_Figure dataset records_:

* * * * * * * * *

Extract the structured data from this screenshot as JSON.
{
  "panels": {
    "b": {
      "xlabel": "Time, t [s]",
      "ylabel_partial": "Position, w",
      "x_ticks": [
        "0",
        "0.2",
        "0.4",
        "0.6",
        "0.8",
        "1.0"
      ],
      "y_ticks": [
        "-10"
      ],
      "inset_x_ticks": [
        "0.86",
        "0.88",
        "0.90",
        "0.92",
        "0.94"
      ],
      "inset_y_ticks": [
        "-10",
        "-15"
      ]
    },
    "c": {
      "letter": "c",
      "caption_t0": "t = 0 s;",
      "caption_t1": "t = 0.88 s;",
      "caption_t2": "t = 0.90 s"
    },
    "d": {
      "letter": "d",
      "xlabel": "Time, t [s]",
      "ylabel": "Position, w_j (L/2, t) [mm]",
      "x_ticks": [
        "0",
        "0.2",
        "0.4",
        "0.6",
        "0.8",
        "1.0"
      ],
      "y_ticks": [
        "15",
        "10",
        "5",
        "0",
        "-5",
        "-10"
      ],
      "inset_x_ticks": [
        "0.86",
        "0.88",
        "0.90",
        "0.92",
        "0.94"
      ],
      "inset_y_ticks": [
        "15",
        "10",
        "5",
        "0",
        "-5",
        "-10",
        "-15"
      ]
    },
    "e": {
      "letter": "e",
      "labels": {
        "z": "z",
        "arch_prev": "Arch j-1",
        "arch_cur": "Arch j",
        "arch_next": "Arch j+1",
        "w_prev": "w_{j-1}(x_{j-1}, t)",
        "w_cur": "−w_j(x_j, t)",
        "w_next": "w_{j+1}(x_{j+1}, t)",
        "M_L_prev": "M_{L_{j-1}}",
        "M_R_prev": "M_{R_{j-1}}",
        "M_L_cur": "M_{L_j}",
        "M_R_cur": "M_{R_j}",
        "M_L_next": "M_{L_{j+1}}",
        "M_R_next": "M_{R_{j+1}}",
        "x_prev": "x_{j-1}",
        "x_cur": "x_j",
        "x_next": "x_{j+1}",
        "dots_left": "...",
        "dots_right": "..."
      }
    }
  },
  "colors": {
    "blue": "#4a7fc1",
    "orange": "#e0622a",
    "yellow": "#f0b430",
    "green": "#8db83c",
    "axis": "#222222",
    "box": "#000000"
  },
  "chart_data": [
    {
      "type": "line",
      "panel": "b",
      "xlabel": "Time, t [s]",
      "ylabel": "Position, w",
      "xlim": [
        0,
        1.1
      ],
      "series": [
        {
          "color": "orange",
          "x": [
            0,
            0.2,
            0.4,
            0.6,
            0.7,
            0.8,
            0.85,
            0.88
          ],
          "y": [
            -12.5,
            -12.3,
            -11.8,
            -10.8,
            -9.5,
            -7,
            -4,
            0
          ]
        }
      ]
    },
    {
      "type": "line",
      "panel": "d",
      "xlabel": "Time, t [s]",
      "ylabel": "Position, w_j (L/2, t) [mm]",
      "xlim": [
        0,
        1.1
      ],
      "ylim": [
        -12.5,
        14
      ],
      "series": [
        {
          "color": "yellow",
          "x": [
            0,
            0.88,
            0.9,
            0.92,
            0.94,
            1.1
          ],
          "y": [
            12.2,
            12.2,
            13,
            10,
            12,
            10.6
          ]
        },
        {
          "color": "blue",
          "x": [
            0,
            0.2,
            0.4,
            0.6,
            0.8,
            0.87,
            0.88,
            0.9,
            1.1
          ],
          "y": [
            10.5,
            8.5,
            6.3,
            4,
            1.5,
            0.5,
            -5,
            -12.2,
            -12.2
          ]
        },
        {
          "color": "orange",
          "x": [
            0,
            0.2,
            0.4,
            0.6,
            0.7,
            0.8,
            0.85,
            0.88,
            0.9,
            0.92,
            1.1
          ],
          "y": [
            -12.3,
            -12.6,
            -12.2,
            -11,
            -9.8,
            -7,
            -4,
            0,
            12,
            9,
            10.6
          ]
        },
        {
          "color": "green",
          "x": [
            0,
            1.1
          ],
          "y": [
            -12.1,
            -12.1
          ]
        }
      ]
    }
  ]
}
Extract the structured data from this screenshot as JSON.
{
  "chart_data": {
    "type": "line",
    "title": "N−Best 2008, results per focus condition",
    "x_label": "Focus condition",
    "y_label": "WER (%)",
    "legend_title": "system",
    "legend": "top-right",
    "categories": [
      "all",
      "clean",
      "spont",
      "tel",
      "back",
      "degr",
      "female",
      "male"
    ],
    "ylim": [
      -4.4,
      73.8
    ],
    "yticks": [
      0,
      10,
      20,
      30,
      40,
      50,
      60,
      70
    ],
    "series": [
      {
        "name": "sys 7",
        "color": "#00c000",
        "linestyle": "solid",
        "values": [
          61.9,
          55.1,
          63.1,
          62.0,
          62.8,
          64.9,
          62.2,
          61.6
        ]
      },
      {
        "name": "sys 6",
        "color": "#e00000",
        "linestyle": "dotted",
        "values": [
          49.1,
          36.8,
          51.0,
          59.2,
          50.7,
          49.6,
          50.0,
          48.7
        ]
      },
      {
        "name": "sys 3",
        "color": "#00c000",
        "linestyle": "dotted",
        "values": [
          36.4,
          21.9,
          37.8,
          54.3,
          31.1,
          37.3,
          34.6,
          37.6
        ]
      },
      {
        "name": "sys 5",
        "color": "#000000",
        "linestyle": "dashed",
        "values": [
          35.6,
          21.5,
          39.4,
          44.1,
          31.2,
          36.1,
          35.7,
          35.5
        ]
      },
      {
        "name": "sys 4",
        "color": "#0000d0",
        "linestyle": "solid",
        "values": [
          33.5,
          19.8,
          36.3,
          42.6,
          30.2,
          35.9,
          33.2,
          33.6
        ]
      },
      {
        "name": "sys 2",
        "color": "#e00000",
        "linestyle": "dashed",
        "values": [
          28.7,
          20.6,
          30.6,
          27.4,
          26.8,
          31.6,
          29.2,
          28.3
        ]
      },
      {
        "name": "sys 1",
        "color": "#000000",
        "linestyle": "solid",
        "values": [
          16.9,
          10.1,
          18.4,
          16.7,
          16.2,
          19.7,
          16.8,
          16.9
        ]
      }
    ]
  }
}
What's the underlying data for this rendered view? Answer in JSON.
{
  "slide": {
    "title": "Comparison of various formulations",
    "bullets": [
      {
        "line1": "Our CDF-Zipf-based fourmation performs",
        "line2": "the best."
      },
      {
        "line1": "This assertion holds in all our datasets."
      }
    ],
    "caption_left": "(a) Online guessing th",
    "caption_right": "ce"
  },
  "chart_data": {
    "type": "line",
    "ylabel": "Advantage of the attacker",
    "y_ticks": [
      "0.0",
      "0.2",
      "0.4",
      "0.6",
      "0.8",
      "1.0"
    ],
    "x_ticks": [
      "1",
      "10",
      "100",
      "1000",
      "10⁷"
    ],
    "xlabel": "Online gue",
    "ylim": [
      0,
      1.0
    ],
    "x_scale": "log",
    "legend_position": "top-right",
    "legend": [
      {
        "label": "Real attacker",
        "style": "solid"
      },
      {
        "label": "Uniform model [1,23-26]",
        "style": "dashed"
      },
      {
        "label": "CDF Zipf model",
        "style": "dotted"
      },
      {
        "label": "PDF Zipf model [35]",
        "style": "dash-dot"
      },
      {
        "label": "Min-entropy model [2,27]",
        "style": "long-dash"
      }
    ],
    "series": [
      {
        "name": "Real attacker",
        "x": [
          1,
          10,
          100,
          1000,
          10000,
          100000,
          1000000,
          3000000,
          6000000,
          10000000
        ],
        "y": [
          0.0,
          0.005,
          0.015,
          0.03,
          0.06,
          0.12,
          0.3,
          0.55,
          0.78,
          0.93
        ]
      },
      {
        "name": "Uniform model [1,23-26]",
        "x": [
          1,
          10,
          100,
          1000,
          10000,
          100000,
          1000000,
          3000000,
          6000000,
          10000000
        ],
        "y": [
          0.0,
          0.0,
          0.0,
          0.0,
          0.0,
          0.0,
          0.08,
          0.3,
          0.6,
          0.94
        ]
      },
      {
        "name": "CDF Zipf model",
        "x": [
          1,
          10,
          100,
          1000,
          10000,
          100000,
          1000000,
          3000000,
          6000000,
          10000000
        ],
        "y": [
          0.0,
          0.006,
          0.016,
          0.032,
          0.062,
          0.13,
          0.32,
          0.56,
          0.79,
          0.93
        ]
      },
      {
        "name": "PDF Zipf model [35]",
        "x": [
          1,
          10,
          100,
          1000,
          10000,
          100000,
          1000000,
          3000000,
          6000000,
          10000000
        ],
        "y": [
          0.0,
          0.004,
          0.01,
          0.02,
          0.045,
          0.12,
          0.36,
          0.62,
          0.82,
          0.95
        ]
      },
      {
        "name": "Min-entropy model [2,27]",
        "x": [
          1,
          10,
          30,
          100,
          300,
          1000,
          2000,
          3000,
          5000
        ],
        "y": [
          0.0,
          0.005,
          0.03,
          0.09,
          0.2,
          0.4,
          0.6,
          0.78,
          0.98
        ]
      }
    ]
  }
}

* * * * * * * * *

_SET PROBLEM_:
How many lines in the listing above contain the string "name"? Answer with the number only.

_OUTPUT OF THE EXERCISE_:
12